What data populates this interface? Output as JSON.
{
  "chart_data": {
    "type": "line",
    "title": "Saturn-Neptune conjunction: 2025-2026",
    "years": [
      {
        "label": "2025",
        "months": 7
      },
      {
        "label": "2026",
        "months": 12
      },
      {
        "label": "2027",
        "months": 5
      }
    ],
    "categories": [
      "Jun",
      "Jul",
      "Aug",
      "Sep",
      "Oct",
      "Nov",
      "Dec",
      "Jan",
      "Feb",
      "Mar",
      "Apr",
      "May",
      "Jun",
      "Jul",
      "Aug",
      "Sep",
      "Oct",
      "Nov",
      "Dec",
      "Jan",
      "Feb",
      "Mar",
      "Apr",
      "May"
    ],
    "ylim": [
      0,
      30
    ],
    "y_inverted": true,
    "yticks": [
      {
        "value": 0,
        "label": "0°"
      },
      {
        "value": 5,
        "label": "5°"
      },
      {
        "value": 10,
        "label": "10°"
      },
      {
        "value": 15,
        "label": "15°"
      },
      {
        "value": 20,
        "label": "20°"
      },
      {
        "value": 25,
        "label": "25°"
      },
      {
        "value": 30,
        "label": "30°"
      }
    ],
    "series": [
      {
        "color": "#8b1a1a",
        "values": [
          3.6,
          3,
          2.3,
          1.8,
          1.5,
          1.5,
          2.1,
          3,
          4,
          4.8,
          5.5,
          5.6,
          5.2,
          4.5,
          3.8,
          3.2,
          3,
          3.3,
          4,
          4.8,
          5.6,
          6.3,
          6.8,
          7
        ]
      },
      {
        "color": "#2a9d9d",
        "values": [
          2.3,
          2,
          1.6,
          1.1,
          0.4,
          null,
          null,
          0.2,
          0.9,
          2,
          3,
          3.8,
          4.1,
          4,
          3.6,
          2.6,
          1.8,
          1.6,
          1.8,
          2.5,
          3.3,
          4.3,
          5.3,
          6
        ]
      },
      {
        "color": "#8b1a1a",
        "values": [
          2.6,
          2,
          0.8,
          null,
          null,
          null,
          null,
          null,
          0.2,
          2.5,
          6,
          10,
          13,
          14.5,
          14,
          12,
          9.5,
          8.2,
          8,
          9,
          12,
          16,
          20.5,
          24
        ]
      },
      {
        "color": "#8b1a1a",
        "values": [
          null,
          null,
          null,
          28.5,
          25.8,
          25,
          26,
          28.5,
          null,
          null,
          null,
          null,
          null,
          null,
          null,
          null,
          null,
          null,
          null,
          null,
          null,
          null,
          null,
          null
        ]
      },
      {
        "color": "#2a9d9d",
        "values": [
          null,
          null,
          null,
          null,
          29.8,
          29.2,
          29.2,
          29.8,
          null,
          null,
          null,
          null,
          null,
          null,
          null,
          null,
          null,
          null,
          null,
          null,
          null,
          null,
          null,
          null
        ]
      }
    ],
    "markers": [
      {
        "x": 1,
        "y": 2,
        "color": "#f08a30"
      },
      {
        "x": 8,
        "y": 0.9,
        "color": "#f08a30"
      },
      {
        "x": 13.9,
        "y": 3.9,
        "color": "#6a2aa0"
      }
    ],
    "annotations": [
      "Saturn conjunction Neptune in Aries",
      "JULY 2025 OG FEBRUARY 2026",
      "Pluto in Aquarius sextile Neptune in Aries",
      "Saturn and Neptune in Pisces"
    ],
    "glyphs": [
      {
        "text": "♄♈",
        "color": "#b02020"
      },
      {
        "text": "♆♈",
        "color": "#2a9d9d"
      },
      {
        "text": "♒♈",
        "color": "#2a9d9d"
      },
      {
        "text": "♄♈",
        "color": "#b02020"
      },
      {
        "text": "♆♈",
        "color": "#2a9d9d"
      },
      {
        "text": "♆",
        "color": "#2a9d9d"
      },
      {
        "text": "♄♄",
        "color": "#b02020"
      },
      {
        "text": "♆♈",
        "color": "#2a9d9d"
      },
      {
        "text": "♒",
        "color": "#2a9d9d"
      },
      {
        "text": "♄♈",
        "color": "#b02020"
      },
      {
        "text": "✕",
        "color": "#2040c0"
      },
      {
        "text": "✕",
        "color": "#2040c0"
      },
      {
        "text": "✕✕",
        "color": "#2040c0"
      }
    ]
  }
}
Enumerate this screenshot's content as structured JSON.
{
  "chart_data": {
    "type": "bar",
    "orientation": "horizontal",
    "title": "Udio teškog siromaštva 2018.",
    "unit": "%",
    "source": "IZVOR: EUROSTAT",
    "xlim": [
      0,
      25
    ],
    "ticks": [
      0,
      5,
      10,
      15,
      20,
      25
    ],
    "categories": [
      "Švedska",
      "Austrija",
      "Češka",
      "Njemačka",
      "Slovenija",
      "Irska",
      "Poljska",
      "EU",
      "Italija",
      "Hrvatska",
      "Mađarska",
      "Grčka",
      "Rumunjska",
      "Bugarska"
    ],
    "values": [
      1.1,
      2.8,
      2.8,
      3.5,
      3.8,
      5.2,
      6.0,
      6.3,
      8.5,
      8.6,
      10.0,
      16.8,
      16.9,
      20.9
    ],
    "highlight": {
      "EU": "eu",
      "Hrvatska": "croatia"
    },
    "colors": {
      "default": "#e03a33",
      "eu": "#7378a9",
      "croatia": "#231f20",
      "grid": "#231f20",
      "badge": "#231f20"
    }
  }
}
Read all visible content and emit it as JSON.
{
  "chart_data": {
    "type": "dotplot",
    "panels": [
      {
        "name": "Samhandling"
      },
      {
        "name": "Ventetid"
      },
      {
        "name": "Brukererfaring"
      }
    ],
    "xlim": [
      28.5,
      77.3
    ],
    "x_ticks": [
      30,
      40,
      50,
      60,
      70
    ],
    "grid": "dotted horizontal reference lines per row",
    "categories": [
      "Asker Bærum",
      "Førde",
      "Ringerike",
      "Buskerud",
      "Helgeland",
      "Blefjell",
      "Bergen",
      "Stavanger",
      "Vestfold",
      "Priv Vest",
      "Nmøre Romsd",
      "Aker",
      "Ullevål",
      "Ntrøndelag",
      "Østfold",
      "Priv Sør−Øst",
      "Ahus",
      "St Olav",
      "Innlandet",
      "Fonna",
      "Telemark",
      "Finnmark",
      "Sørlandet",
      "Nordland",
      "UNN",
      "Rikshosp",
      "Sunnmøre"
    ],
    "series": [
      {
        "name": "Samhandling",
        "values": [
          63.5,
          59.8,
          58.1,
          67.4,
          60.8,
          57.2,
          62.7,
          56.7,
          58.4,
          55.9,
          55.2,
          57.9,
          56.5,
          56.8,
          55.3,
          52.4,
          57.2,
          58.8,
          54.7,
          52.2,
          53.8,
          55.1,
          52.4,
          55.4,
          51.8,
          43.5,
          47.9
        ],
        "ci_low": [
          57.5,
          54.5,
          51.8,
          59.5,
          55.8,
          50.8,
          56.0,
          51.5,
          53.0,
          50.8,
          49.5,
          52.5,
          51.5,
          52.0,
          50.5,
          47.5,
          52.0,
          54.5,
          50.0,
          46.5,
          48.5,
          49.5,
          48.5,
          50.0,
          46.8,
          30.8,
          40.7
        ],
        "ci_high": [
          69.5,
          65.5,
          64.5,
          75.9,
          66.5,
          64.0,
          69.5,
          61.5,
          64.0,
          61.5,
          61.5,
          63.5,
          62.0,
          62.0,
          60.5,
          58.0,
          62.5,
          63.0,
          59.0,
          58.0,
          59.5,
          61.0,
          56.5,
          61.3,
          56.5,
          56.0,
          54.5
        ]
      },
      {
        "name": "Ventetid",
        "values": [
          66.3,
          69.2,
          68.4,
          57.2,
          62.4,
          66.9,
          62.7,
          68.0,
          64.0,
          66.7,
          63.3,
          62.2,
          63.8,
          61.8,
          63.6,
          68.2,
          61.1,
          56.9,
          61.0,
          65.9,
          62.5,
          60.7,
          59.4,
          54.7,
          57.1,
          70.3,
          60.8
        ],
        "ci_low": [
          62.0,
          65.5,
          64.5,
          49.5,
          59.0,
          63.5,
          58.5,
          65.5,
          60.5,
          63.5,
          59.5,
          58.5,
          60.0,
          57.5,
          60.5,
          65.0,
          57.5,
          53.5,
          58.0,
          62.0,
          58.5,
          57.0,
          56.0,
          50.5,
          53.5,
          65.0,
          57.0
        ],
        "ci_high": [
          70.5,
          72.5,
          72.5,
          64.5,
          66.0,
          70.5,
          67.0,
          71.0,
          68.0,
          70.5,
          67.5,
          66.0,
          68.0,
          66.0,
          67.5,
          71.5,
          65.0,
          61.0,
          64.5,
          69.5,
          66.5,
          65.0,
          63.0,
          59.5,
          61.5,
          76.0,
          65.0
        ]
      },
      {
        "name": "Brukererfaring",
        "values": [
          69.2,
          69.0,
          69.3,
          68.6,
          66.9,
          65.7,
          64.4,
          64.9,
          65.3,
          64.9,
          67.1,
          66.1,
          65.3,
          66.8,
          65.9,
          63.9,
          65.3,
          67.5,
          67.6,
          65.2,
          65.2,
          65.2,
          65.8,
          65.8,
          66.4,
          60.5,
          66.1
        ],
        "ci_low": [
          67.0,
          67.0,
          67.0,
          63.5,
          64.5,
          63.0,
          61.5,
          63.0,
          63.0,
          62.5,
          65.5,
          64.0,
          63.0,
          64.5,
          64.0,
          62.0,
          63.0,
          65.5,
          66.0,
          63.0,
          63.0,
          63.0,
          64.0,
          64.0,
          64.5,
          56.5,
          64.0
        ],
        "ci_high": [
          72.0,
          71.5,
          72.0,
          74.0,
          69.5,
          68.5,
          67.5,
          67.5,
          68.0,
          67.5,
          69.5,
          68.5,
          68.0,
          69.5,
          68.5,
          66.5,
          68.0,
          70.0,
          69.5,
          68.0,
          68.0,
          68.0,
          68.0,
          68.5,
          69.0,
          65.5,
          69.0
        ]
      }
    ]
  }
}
——————
- [The exercise]
Tally the lines in the entries above that hold the word "title". Reply with nothing but that count.

- [Response for this exercise]
2